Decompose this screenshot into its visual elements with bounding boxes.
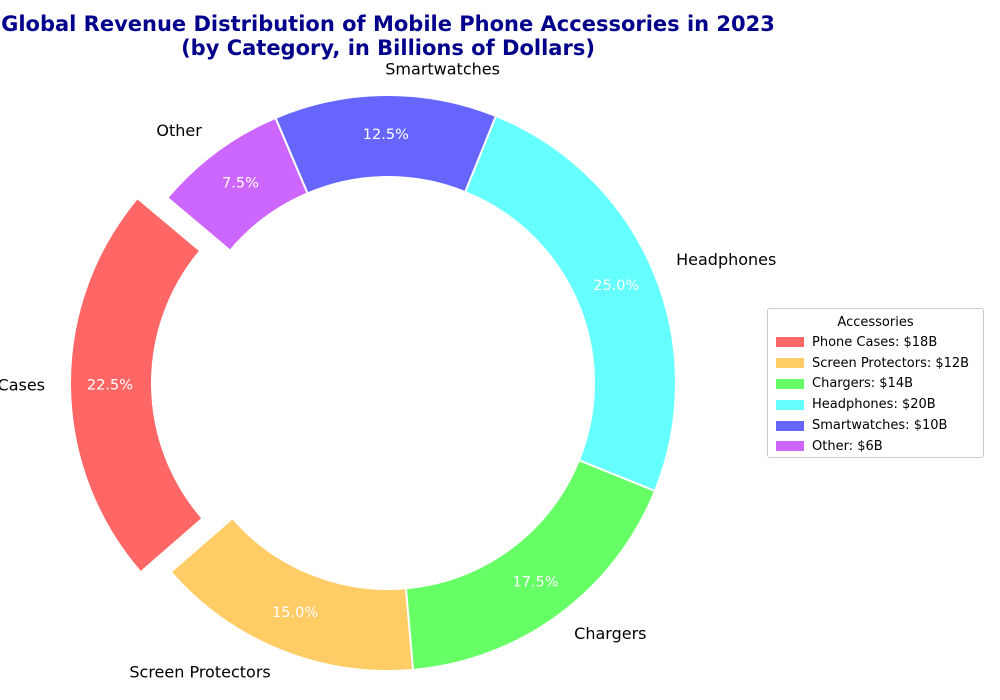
slice-phone-cases bbox=[69, 196, 204, 574]
legend-swatch bbox=[776, 420, 804, 431]
slice-other bbox=[165, 116, 309, 252]
category-label-smartwatches: Smartwatches bbox=[385, 60, 500, 79]
legend-label: Screen Protectors: $12B bbox=[812, 355, 970, 371]
slice-smartwatches bbox=[274, 94, 498, 195]
chart-title-group: Global Revenue Distribution of Mobile Ph… bbox=[1, 12, 775, 60]
category-labels-group: Phone Cases Screen Protectors Chargers Head… bbox=[0, 60, 776, 682]
category-label-other: Other bbox=[156, 121, 202, 140]
chart-title: Global Revenue Distribution of Mobile Ph… bbox=[1, 12, 775, 36]
percent-label-other: 7.5% bbox=[222, 176, 259, 192]
legend-item-headphones: Headphones: $20B bbox=[776, 394, 975, 415]
percent-label-chargers: 17.5% bbox=[512, 574, 558, 590]
slice-headphones bbox=[463, 114, 677, 493]
slice-screen-protectors bbox=[169, 516, 415, 672]
legend-item-chargers: Chargers: $14B bbox=[776, 374, 975, 395]
percent-labels-group: 22.5% 15.0% 17.5% 25.0% 12.5% 7.5% bbox=[87, 127, 639, 621]
percent-label-smartwatches: 12.5% bbox=[363, 127, 409, 143]
category-label-phone-cases: Phone Cases bbox=[0, 375, 45, 394]
legend-items: Phone Cases: $18B Screen Protectors: $12B… bbox=[776, 332, 975, 457]
legend-swatch bbox=[776, 378, 804, 389]
legend: Accessories Phone Cases: $18B Screen Prot… bbox=[767, 308, 984, 458]
chart-subtitle: (by Category, in Billions of Dollars) bbox=[181, 36, 595, 60]
percent-label-screen-protectors: 15.0% bbox=[272, 605, 318, 621]
slices-group bbox=[69, 94, 677, 672]
category-label-screen-protectors: Screen Protectors bbox=[129, 663, 270, 682]
legend-label: Other: $6B bbox=[812, 438, 883, 454]
legend-label: Smartwatches: $10B bbox=[812, 418, 948, 434]
legend-item-phone-cases: Phone Cases: $18B bbox=[776, 332, 975, 353]
category-label-headphones: Headphones bbox=[676, 250, 776, 269]
category-label-chargers: Chargers bbox=[574, 624, 646, 643]
legend-item-other: Other: $6B bbox=[776, 436, 975, 457]
legend-swatch bbox=[776, 337, 804, 348]
legend-label: Phone Cases: $18B bbox=[812, 334, 938, 350]
legend-item-screen-protectors: Screen Protectors: $12B bbox=[776, 353, 975, 374]
legend-item-smartwatches: Smartwatches: $10B bbox=[776, 415, 975, 436]
legend-swatch bbox=[776, 399, 804, 410]
legend-title: Accessories bbox=[837, 315, 914, 330]
legend-swatch bbox=[776, 441, 804, 452]
percent-label-headphones: 25.0% bbox=[593, 278, 639, 294]
legend-label: Chargers: $14B bbox=[812, 376, 914, 392]
legend-swatch bbox=[776, 358, 804, 369]
legend-label: Headphones: $20B bbox=[812, 397, 936, 413]
percent-label-phone-cases: 22.5% bbox=[87, 377, 133, 393]
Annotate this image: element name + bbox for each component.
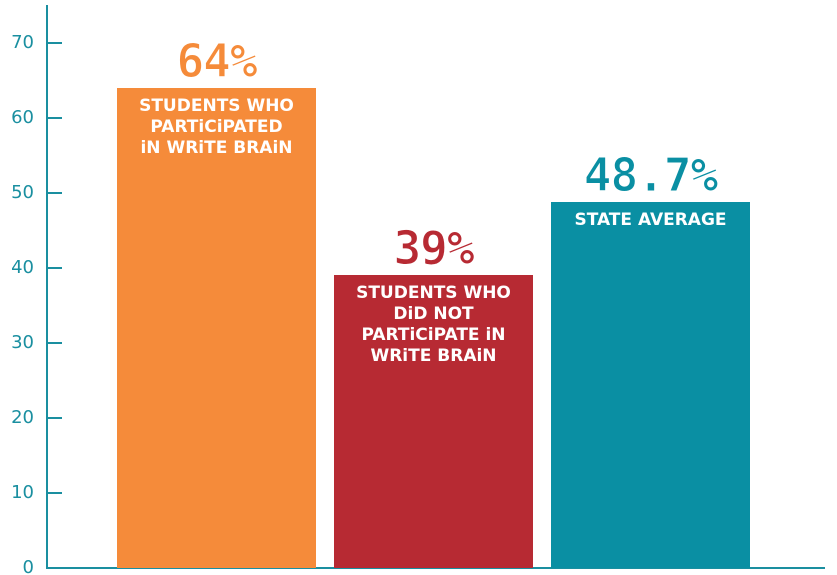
value-label: 64% (176, 33, 258, 88)
x-axis (46, 567, 825, 569)
tick-mark (47, 266, 62, 269)
y-tick-label: 60 (11, 106, 34, 128)
y-tick-label: 0 (22, 557, 34, 575)
y-tick-label: 50 (11, 181, 34, 203)
tick-mark (47, 116, 62, 119)
bar (551, 202, 750, 568)
value-label: 48.7% (583, 148, 718, 203)
tick-mark (47, 491, 62, 494)
bar (117, 87, 316, 568)
category-label: STUDENTS WHO PARTiCiPATED iN WRiTE BRAiN (139, 95, 294, 158)
category-label: STATE AVERAGE (574, 210, 727, 231)
category-label: STUDENTS WHO DiD NOT PARTiCiPATE iN WRiT… (356, 283, 511, 367)
tick-mark (47, 41, 62, 44)
tick-mark (47, 416, 62, 419)
tick-mark (47, 567, 62, 569)
y-tick-label: 10 (11, 481, 34, 503)
y-tick-label: 70 (11, 31, 34, 53)
tick-mark (47, 191, 62, 194)
y-axis (46, 5, 48, 569)
tick-mark (47, 341, 62, 344)
y-tick-label: 30 (11, 331, 34, 353)
y-tick-label: 40 (11, 256, 34, 278)
bar (334, 275, 533, 568)
value-label: 39% (393, 221, 475, 276)
y-tick-label: 20 (11, 406, 34, 428)
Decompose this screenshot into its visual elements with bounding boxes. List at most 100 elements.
◆ ◆ ◆ ◆ ◆
◆ **练习详情**:
请将上面记录中以包含“slice-phone-cases bbox=[69, 196, 204, 574]”的那一行开头、以包含“category-label-phone-cases: Phone Cases”的那一行结尾的部分逐行照抄，首尾两行都要包括在内。

◆ **练习结果**:
slice-phone-cases bbox=[69, 196, 204, 574]
legend-swatch bbox=[776, 420, 804, 431]
slice-other bbox=[165, 116, 309, 252]
category-label-smartwatches: Smartwatches bbox=[385, 60, 500, 79]
legend-label: Screen Protectors: $12B bbox=[812, 355, 970, 371]
slice-smartwatches bbox=[274, 94, 498, 195]
chart-title-group: Global Revenue Distribution of Mobile Ph… bbox=[1, 12, 775, 60]
category-labels-group: Phone Cases Screen Protectors Chargers Head… bbox=[0, 60, 776, 682]
category-label-other: Other bbox=[156, 121, 202, 140]
chart-title: Global Revenue Distribution of Mobile Ph… bbox=[1, 12, 775, 36]
percent-label-other: 7.5% bbox=[222, 176, 259, 192]
legend-item-headphones: Headphones: $20B bbox=[776, 394, 975, 415]
percent-label-chargers: 17.5% bbox=[512, 574, 558, 590]
slice-headphones bbox=[463, 114, 677, 493]
slice-screen-protectors bbox=[169, 516, 415, 672]
legend-item-chargers: Chargers: $14B bbox=[776, 374, 975, 395]
percent-labels-group: 22.5% 15.0% 17.5% 25.0% 12.5% 7.5% bbox=[87, 127, 639, 621]
percent-label-smartwatches: 12.5% bbox=[363, 127, 409, 143]
category-label-phone-cases: Phone Cases bbox=[0, 375, 45, 394]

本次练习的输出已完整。